WHAT TO DO: What lines of the data hold the string "صدور"? Pull each one out.

EXERCISE MATERIALS:
■ ■ ■

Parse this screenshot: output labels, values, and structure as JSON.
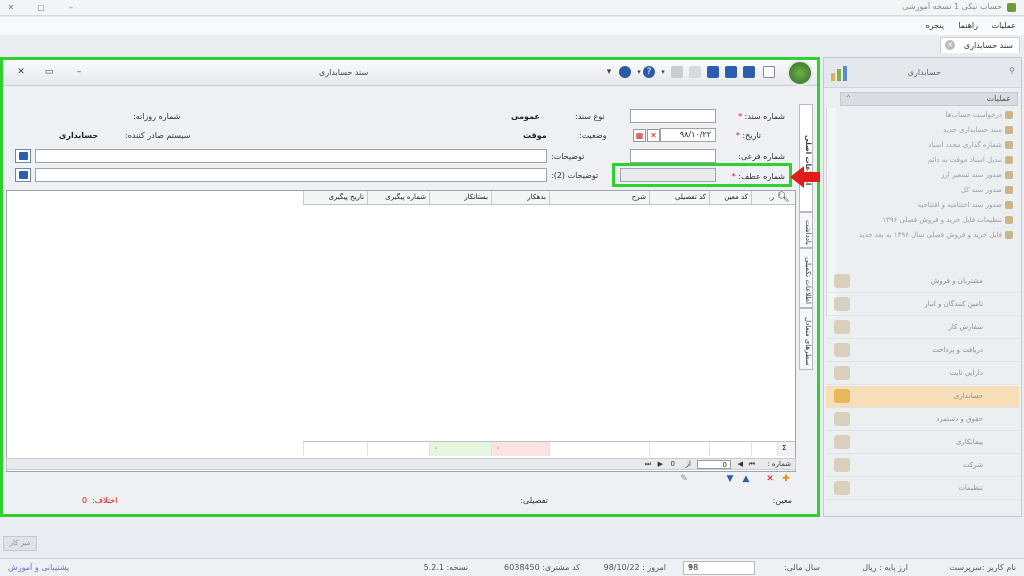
{
  "app": {
    "title": "حساب نیکی 1 نسخه آموزشی",
    "menu": [
      "عملیات",
      "راهنما",
      "پنجره"
    ]
  },
  "doc_tab": {
    "label": "سند حسابداری"
  },
  "window": {
    "title": "سند حسابداری"
  },
  "vertical_tabs": [
    "اطلاعات اصلی",
    "یادداشت",
    "اطلاعات تکمیلی",
    "سطرهای متعادل"
  ],
  "form": {
    "doc_number_label": "شماره سند:",
    "doc_type_label": "نوع سند:",
    "doc_type_value": "عمومی",
    "daily_number_label": "شماره روزانه:",
    "date_label": "تاریخ:",
    "date_value": "۹۸/۱۰/۲۲",
    "status_label": "وضعیت:",
    "status_value": "موقت",
    "issuer_label": "سیستم صادر کننده:",
    "issuer_value": "حسابداری",
    "sub_number_label": "شماره فرعی:",
    "desc_label": "توضیحات:",
    "desc2_label": "توضیحات (2):",
    "ref_number_label": "شماره عطف:"
  },
  "grid": {
    "columns": [
      "ر.",
      "کد معین",
      "کد تفصیلی",
      "شرح",
      "بدهکار",
      "بستانکار",
      "شماره پیگیری",
      "تاریخ پیگیری"
    ],
    "footer": {
      "sigma": "Σ",
      "debit_total": "۰",
      "credit_total": "۰"
    },
    "pager": {
      "label": "شماره :",
      "current": "0",
      "of_label": "از",
      "total": "0"
    }
  },
  "doc_status": {
    "moein_label": "معین:",
    "tafsili_label": "تفصیلی:",
    "diff_label": "اختلاف:",
    "diff_value": "0"
  },
  "nav": {
    "header": "حسابداری",
    "ops_header": "عملیات",
    "ops": [
      "درخواست حساب‌ها",
      "سند حسابداری جدید",
      "شماره گذاری مجدد اسناد",
      "تبدیل اسناد موقت به دائم",
      "صدور سند تسعیر ارز",
      "صدور سند کل",
      "صدور سند اختتامیه و افتتاحیه",
      "تنظیمات فایل خرید و فروش فصلی ۱۳۹۶",
      "فایل خرید و فروش فصلی سال ۱۳۹۶ به بعد جدید"
    ],
    "items": [
      "مشتریان و فروش",
      "تامین کنندگان و انبار",
      "سفارش کار",
      "دریافت و پرداخت",
      "دارایی ثابت",
      "حسابداری",
      "حقوق و دستمزد",
      "پیمانکاری",
      "شرکت",
      "تنظیمات"
    ],
    "active_item": "حسابداری"
  },
  "taskbar": {
    "chip": "میز کار"
  },
  "status_bar": {
    "user": "نام کاربر :سرپرست",
    "currency": "ارز پایه : ریال",
    "fiscal_year_label": "سال مالی:",
    "fiscal_year_value": "98",
    "today": "امروز : 98/10/22",
    "customer_code": "کد مشتری: 6038450",
    "version": "نسخه: 5.2.1",
    "support": "پشتیبانی و آموزش"
  },
  "colors": {
    "highlight": "#2fd12f",
    "arrow": "#e21b1b",
    "active_nav": "#f6dfb8",
    "required": "#d11111"
  }
}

■ ■ ■

TASK OUTPUT:
      "صدور سند تسعیر ارز",
      "صدور سند کل",
      "صدور سند اختتامیه و افتتاحیه",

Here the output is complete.